> **Request**
From the listing below, copy every line with the word "cases".

---

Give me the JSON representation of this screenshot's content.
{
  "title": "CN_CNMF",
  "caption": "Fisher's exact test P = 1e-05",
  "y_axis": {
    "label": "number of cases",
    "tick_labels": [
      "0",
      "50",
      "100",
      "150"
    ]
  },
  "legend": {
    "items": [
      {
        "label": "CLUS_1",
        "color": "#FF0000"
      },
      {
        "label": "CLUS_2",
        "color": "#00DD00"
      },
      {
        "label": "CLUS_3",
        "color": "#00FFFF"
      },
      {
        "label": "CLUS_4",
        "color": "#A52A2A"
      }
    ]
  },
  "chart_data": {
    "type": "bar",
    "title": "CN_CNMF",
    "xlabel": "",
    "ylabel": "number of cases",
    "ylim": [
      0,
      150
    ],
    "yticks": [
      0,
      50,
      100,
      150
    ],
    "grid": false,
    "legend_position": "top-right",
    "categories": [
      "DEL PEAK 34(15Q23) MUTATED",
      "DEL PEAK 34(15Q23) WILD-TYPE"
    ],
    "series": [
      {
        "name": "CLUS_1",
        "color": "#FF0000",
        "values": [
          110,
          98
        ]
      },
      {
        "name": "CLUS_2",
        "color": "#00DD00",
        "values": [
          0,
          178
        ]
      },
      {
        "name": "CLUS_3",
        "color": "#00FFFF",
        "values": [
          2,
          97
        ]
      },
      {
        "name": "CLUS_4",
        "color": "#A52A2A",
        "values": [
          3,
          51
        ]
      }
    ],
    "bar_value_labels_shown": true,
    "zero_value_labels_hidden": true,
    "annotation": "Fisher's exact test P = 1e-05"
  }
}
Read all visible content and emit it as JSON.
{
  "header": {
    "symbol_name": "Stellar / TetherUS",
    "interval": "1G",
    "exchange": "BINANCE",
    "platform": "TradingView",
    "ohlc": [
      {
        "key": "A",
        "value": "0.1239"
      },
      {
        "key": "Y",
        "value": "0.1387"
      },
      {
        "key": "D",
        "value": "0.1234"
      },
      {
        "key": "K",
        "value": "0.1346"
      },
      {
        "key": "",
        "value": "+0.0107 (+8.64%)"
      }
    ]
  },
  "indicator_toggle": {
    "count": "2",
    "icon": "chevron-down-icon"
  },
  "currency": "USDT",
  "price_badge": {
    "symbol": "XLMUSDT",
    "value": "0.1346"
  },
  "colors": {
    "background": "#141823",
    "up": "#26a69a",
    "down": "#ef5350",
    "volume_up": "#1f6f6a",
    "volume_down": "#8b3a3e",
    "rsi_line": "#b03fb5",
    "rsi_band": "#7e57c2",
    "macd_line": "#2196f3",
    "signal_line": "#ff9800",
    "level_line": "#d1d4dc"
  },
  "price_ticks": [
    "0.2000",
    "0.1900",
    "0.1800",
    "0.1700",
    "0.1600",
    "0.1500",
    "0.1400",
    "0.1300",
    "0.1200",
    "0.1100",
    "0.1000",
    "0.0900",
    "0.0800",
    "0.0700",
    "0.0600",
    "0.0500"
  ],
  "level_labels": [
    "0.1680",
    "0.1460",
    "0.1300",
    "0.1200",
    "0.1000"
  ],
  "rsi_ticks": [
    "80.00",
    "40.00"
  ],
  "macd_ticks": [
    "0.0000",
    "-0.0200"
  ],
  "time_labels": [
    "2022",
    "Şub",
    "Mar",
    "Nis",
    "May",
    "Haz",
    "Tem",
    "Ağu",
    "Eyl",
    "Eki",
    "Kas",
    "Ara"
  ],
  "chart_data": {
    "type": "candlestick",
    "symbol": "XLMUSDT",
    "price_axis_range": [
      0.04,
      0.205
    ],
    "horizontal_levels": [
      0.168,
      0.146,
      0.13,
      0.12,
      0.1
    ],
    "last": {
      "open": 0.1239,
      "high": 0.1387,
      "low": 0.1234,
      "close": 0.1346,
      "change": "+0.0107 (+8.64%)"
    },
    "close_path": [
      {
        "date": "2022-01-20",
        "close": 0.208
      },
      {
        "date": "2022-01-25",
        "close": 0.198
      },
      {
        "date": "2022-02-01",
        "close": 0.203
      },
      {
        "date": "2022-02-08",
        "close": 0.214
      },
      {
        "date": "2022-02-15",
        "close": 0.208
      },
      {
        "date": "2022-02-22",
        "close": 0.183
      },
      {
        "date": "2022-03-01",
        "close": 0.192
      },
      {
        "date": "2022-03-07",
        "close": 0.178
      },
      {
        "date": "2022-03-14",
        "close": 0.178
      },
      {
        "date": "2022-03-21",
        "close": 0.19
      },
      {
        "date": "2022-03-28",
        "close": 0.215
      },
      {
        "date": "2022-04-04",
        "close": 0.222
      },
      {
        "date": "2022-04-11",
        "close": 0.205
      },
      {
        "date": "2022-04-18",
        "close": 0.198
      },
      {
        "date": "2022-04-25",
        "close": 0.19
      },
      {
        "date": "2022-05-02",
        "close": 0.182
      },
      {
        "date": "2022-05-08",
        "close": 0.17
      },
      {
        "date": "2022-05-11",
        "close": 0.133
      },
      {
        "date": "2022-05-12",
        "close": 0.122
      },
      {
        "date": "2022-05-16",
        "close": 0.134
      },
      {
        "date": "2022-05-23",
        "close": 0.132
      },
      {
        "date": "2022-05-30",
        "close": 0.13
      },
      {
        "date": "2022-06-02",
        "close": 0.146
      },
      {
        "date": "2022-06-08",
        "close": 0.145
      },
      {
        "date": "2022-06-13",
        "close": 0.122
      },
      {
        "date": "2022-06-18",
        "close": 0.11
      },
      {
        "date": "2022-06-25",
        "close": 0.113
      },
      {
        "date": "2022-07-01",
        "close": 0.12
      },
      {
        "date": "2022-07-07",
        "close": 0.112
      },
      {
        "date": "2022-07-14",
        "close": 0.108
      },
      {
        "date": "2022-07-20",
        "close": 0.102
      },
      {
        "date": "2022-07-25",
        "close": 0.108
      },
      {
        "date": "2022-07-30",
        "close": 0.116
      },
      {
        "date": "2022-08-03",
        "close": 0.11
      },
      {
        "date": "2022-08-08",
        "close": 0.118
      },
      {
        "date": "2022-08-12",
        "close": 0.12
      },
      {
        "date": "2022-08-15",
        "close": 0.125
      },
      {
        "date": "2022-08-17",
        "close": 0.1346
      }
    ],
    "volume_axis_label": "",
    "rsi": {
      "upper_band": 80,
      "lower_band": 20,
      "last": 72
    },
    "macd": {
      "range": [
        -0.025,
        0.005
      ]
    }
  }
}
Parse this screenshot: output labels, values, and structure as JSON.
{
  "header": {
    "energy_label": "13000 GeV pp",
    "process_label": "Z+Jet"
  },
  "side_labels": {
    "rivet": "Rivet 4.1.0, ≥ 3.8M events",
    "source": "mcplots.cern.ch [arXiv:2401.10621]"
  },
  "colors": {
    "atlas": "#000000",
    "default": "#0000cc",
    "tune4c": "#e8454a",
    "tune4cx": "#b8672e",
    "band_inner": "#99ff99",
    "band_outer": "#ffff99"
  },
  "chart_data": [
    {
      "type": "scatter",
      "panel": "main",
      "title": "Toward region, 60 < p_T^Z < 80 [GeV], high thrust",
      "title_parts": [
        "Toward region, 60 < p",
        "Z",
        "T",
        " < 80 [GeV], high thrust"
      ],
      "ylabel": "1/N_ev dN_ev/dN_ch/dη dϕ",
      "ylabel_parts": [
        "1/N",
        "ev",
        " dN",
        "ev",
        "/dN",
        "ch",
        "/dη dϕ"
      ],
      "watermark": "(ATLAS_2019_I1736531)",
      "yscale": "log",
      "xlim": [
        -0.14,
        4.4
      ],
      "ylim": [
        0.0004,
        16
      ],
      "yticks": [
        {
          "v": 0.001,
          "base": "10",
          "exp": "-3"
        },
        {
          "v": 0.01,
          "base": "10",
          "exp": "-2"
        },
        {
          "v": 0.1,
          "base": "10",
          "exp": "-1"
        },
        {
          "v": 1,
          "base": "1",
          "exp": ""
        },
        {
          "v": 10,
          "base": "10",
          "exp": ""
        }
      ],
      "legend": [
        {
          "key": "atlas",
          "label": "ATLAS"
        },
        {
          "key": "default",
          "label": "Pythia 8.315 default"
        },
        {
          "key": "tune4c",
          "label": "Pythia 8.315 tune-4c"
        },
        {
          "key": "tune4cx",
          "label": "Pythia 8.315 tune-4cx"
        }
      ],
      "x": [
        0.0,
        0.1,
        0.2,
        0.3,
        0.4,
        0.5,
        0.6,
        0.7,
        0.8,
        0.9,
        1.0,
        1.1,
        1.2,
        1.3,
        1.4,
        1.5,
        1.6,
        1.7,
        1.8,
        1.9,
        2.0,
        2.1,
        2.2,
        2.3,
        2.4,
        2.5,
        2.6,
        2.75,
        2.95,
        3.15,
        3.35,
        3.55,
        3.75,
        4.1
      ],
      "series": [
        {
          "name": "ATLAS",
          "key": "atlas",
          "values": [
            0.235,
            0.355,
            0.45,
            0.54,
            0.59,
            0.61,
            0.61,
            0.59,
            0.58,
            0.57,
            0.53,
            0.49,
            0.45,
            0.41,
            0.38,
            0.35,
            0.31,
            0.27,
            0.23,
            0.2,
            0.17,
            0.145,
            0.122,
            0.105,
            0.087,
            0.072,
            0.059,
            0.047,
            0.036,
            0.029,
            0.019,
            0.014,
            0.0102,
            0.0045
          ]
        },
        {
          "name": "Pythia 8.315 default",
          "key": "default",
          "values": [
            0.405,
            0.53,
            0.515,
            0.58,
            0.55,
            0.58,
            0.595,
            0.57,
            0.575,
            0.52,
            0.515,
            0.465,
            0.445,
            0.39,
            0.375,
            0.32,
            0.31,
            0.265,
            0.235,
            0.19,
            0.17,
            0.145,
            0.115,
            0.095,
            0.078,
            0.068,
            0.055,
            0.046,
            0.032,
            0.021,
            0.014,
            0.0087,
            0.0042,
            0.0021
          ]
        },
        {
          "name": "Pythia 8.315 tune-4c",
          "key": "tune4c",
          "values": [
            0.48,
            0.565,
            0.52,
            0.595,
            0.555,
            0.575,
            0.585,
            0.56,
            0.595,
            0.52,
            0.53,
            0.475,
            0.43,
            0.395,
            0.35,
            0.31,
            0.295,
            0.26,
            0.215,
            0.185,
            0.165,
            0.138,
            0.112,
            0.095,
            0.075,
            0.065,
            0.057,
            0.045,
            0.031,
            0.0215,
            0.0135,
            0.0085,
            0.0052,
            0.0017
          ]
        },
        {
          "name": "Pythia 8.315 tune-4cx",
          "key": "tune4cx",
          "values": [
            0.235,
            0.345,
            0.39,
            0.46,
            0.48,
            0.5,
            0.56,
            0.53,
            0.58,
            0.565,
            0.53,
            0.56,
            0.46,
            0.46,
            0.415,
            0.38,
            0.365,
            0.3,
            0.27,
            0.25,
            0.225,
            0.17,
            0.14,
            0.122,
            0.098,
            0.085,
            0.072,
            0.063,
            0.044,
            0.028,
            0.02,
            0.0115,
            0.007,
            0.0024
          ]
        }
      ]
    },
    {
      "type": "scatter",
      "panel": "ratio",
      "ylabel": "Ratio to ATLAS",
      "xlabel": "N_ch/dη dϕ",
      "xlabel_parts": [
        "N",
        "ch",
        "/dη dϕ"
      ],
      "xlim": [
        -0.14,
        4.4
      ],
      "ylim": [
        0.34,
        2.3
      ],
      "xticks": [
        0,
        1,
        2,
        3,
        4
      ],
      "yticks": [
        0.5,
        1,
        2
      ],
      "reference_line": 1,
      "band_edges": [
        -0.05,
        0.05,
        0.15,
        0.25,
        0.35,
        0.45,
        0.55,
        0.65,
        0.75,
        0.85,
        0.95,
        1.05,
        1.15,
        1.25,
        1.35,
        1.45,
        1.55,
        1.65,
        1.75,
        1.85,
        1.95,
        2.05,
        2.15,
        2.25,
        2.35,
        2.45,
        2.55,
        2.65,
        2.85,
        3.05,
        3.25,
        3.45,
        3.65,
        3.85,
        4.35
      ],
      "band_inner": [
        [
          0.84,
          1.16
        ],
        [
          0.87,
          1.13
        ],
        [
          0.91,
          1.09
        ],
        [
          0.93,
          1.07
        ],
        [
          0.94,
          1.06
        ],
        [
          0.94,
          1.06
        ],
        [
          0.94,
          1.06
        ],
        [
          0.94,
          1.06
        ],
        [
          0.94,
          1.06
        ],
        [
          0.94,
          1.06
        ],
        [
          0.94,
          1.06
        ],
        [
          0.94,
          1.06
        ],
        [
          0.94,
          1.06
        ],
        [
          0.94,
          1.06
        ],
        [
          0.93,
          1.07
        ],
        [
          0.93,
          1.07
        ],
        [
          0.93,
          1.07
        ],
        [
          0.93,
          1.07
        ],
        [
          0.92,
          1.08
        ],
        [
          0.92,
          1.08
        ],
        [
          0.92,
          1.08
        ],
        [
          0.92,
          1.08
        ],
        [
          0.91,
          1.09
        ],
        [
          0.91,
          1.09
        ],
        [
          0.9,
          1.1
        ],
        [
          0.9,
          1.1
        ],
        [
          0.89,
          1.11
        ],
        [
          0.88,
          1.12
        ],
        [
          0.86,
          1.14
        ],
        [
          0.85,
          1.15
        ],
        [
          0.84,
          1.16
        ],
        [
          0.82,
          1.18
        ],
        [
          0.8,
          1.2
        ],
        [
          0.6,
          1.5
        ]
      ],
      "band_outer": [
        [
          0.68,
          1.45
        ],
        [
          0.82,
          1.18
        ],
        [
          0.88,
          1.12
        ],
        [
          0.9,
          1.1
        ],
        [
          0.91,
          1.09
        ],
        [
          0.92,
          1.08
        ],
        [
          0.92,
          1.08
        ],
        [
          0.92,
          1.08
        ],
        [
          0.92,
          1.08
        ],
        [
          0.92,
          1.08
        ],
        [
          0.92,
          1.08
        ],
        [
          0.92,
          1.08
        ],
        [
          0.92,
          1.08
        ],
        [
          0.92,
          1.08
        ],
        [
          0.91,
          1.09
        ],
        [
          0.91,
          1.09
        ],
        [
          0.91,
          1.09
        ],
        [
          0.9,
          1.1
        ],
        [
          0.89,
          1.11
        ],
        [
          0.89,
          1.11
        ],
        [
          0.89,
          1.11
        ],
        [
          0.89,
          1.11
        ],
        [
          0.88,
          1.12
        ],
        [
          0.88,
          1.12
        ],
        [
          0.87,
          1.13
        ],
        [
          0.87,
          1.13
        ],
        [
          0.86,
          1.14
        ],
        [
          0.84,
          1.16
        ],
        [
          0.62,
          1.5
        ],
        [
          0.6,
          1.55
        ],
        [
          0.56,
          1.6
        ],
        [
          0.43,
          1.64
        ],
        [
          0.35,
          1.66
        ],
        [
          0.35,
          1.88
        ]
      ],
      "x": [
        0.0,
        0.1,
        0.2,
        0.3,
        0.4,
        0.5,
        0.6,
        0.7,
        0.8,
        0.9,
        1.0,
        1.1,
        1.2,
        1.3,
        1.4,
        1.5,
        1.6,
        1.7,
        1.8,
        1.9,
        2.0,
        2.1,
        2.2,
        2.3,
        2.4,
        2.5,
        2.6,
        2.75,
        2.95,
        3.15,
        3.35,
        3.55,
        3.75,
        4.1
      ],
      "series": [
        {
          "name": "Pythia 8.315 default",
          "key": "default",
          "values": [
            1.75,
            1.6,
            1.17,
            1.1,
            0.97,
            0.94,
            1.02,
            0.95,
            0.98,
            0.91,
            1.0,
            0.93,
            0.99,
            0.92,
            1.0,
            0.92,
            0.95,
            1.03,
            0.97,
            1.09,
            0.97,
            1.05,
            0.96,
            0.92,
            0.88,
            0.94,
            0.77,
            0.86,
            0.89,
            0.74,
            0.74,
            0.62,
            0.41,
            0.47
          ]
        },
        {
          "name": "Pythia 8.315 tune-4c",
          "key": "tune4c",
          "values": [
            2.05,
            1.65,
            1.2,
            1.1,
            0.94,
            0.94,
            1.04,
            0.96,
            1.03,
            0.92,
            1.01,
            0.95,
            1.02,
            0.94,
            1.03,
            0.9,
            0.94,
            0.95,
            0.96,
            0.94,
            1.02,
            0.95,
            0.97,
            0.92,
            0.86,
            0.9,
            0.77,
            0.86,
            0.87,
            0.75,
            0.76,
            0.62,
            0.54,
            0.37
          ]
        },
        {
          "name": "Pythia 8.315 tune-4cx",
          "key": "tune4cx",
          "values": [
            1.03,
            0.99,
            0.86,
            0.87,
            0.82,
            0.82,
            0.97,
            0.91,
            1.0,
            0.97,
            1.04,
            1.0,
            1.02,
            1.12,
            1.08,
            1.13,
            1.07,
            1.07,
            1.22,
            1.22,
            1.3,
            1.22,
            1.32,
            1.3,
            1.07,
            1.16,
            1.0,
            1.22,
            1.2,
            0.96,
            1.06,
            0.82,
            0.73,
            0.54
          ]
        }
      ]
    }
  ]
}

---

> **Result of this task**
    "label": "number of cases",
    "ylabel": "number of cases",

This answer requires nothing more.